Directions for this task → Can you print every record below exactly as written?

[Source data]
* START *

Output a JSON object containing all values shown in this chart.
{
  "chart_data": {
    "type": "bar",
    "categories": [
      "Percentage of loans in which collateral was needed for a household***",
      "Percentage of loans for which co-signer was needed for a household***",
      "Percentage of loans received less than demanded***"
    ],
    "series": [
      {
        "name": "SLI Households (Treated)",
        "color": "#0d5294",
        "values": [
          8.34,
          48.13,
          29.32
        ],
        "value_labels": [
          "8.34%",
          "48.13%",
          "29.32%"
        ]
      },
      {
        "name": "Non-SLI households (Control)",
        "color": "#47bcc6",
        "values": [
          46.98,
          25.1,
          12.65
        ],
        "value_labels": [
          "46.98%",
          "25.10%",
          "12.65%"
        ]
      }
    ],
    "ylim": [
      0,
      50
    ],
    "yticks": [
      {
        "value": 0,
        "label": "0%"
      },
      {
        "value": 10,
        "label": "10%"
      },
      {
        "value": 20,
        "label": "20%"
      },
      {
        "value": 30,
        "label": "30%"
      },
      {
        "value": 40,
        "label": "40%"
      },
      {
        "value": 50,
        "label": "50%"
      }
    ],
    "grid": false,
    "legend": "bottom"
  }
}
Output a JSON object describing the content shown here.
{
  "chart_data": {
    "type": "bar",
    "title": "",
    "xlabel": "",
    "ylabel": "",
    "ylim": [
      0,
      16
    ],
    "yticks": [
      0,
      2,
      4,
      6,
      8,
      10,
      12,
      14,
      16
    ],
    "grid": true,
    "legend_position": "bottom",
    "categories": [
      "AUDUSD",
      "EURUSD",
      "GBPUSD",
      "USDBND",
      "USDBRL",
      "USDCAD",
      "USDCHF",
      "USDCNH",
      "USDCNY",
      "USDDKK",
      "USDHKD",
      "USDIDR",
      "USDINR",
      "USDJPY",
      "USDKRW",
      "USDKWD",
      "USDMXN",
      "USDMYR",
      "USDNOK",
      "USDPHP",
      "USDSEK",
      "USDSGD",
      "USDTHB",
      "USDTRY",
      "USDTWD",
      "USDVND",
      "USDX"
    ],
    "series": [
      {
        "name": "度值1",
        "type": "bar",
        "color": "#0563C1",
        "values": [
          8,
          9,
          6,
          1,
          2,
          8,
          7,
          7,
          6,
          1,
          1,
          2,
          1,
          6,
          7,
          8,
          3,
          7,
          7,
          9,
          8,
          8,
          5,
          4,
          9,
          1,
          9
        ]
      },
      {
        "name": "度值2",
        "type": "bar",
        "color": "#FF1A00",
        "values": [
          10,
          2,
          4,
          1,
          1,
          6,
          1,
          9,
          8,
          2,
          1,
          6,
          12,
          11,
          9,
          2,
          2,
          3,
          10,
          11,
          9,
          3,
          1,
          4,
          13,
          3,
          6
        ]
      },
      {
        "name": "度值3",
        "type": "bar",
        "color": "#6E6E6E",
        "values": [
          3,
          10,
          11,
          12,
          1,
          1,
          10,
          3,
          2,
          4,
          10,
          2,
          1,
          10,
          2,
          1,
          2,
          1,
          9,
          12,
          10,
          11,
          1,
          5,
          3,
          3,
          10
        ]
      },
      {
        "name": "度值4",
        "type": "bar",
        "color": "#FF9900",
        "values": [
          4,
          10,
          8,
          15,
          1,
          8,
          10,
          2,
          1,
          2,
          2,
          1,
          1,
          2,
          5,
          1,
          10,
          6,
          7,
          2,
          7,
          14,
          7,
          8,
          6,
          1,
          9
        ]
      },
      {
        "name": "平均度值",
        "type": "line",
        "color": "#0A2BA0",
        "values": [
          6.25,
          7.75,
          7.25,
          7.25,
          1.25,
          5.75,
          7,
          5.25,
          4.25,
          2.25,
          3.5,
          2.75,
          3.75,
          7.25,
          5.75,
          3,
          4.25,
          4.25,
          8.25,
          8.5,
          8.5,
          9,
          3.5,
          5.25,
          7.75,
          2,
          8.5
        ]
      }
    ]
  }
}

* END *

Correct result →
Output a JSON object containing all values shown in this chart.
{
  "chart_data": {
    "type": "bar",
    "categories": [
      "Percentage of loans in which collateral was needed for a household***",
      "Percentage of loans for which co-signer was needed for a household***",
      "Percentage of loans received less than demanded***"
    ],
    "series": [
      {
        "name": "SLI Households (Treated)",
        "color": "#0d5294",
        "values": [
          8.34,
          48.13,
          29.32
        ],
        "value_labels": [
          "8.34%",
          "48.13%",
          "29.32%"
        ]
      },
      {
        "name": "Non-SLI households (Control)",
        "color": "#47bcc6",
        "values": [
          46.98,
          25.1,
          12.65
        ],
        "value_labels": [
          "46.98%",
          "25.10%",
          "12.65%"
        ]
      }
    ],
    "ylim": [
      0,
      50
    ],
    "yticks": [
      {
        "value": 0,
        "label": "0%"
      },
      {
        "value": 10,
        "label": "10%"
      },
      {
        "value": 20,
        "label": "20%"
      },
      {
        "value": 30,
        "label": "30%"
      },
      {
        "value": 40,
        "label": "40%"
      },
      {
        "value": 50,
        "label": "50%"
      }
    ],
    "grid": false,
    "legend": "bottom"
  }
}
Output a JSON object describing the content shown here.
{
  "chart_data": {
    "type": "bar",
    "title": "",
    "xlabel": "",
    "ylabel": "",
    "ylim": [
      0,
      16
    ],
    "yticks": [
      0,
      2,
      4,
      6,
      8,
      10,
      12,
      14,
      16
    ],
    "grid": true,
    "legend_position": "bottom",
    "categories": [
      "AUDUSD",
      "EURUSD",
      "GBPUSD",
      "USDBND",
      "USDBRL",
      "USDCAD",
      "USDCHF",
      "USDCNH",
      "USDCNY",
      "USDDKK",
      "USDHKD",
      "USDIDR",
      "USDINR",
      "USDJPY",
      "USDKRW",
      "USDKWD",
      "USDMXN",
      "USDMYR",
      "USDNOK",
      "USDPHP",
      "USDSEK",
      "USDSGD",
      "USDTHB",
      "USDTRY",
      "USDTWD",
      "USDVND",
      "USDX"
    ],
    "series": [
      {
        "name": "度值1",
        "type": "bar",
        "color": "#0563C1",
        "values": [
          8,
          9,
          6,
          1,
          2,
          8,
          7,
          7,
          6,
          1,
          1,
          2,
          1,
          6,
          7,
          8,
          3,
          7,
          7,
          9,
          8,
          8,
          5,
          4,
          9,
          1,
          9
        ]
      },
      {
        "name": "度值2",
        "type": "bar",
        "color": "#FF1A00",
        "values": [
          10,
          2,
          4,
          1,
          1,
          6,
          1,
          9,
          8,
          2,
          1,
          6,
          12,
          11,
          9,
          2,
          2,
          3,
          10,
          11,
          9,
          3,
          1,
          4,
          13,
          3,
          6
        ]
      },
      {
        "name": "度值3",
        "type": "bar",
        "color": "#6E6E6E",
        "values": [
          3,
          10,
          11,
          12,
          1,
          1,
          10,
          3,
          2,
          4,
          10,
          2,
          1,
          10,
          2,
          1,
          2,
          1,
          9,
          12,
          10,
          11,
          1,
          5,
          3,
          3,
          10
        ]
      },
      {
        "name": "度值4",
        "type": "bar",
        "color": "#FF9900",
        "values": [
          4,
          10,
          8,
          15,
          1,
          8,
          10,
          2,
          1,
          2,
          2,
          1,
          1,
          2,
          5,
          1,
          10,
          6,
          7,
          2,
          7,
          14,
          7,
          8,
          6,
          1,
          9
        ]
      },
      {
        "name": "平均度值",
        "type": "line",
        "color": "#0A2BA0",
        "values": [
          6.25,
          7.75,
          7.25,
          7.25,
          1.25,
          5.75,
          7,
          5.25,
          4.25,
          2.25,
          3.5,
          2.75,
          3.75,
          7.25,
          5.75,
          3,
          4.25,
          4.25,
          8.25,
          8.5,
          8.5,
          9,
          3.5,
          5.25,
          7.75,
          2,
          8.5
        ]
      }
    ]
  }
}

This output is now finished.